» **Problem to solve**: Any pictures in the records below should be skipped; write out everything else exactly.

(Records from a dataset)
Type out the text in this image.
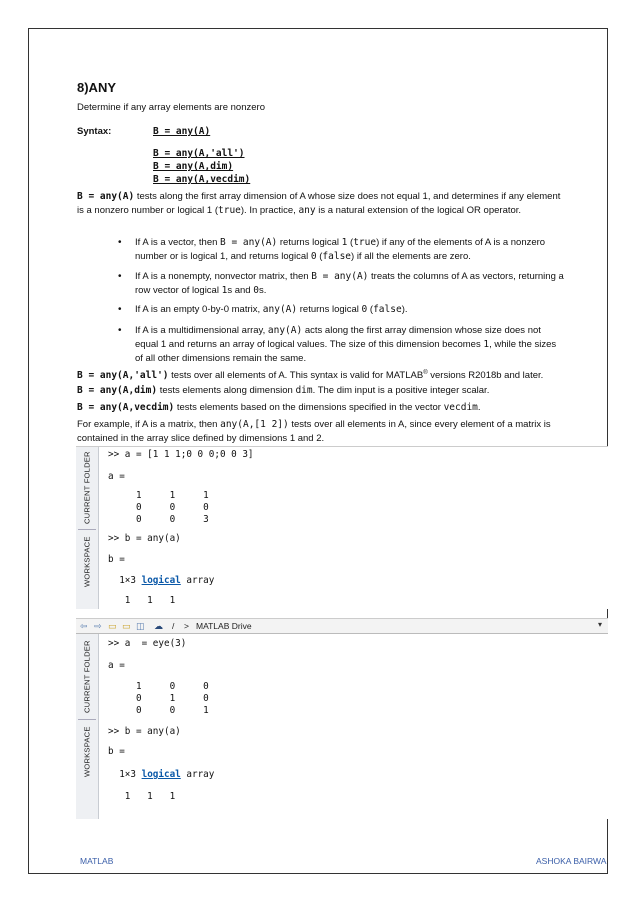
8)ANY
Determine if any array elements are nonzero
Syntax:	B = any(A)
B = any(A,'all')
B = any(A,dim)
B = any(A,vecdim)
B = any(A) tests along the first array dimension of A whose size does not equal 1, and determines if any element is a nonzero number or logical 1 (true). In practice, any is a natural extension of the logical OR operator.
• If A is a vector, then B = any(A) returns logical 1 (true) if any of the elements of A is a nonzero number or is logical 1, and returns logical 0 (false) if all the elements are zero.
• If A is a nonempty, nonvector matrix, then B = any(A) treats the columns of A as vectors, returning a row vector of logical 1s and 0s.
• If A is an empty 0-by-0 matrix, any(A) returns logical 0 (false).
• If A is a multidimensional array, any(A) acts along the first array dimension whose size does not equal 1 and returns an array of logical values. The size of this dimension becomes 1, while the sizes of all other dimensions remain the same.
B = any(A,'all') tests over all elements of A. This syntax is valid for MATLAB® versions R2018b and later.
B = any(A,dim) tests elements along dimension dim. The dim input is a positive integer scalar.
B = any(A,vecdim) tests elements based on the dimensions specified in the vector vecdim.
For example, if A is a matrix, then any(A,[1 2]) tests over all elements in A, since every element of a matrix is contained in the array slice defined by dimensions 1 and 2.
CURRENT FOLDER
WORKSPACE
>> a = [1 1 1;0 0 0;0 0 3]
a =
1     1     1
0     0     0
0     0     3
>> b = any(a)
b =
1×3 logical array
1   1   1
⇦ ⇨ ▭ ▭ ◫ ☁ / > MATLAB Drive	▾
CURRENT FOLDER
WORKSPACE
>> a  = eye(3)
a =
1     0     0
0     1     0
0     0     1
>> b = any(a)
b =
1×3 logical array
1   1   1
MATLAB	ASHOKA BAIRWA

» **Task solution**:
Type out the text in this image.
8)ANY
Determine if any array elements are nonzero
Syntax:	B = any(A)
B = any(A,'all')
B = any(A,dim)
B = any(A,vecdim)
B = any(A) tests along the first array dimension of A whose size does not equal 1, and determines if any element is a nonzero number or logical 1 (true). In practice, any is a natural extension of the logical OR operator.
• If A is a vector, then B = any(A) returns logical 1 (true) if any of the elements of A is a nonzero number or is logical 1, and returns logical 0 (false) if all the elements are zero.
• If A is a nonempty, nonvector matrix, then B = any(A) treats the columns of A as vectors, returning a row vector of logical 1s and 0s.
• If A is an empty 0-by-0 matrix, any(A) returns logical 0 (false).
• If A is a multidimensional array, any(A) acts along the first array dimension whose size does not equal 1 and returns an array of logical values. The size of this dimension becomes 1, while the sizes of all other dimensions remain the same.
B = any(A,'all') tests over all elements of A. This syntax is valid for MATLAB® versions R2018b and later.
B = any(A,dim) tests elements along dimension dim. The dim input is a positive integer scalar.
B = any(A,vecdim) tests elements based on the dimensions specified in the vector vecdim.
For example, if A is a matrix, then any(A,[1 2]) tests over all elements in A, since every element of a matrix is contained in the array slice defined by dimensions 1 and 2.
CURRENT FOLDER
WORKSPACE
>> a = [1 1 1;0 0 0;0 0 3]
a =
1     1     1
0     0     0
0     0     3
>> b = any(a)
b =
1×3 logical array
1   1   1
⇦ ⇨ ▭ ▭ ◫ ☁ / > MATLAB Drive	▾
CURRENT FOLDER
WORKSPACE
>> a  = eye(3)
a =
1     0     0
0     1     0
0     0     1
>> b = any(a)
b =
1×3 logical array
1   1   1
MATLAB	ASHOKA BAIRWA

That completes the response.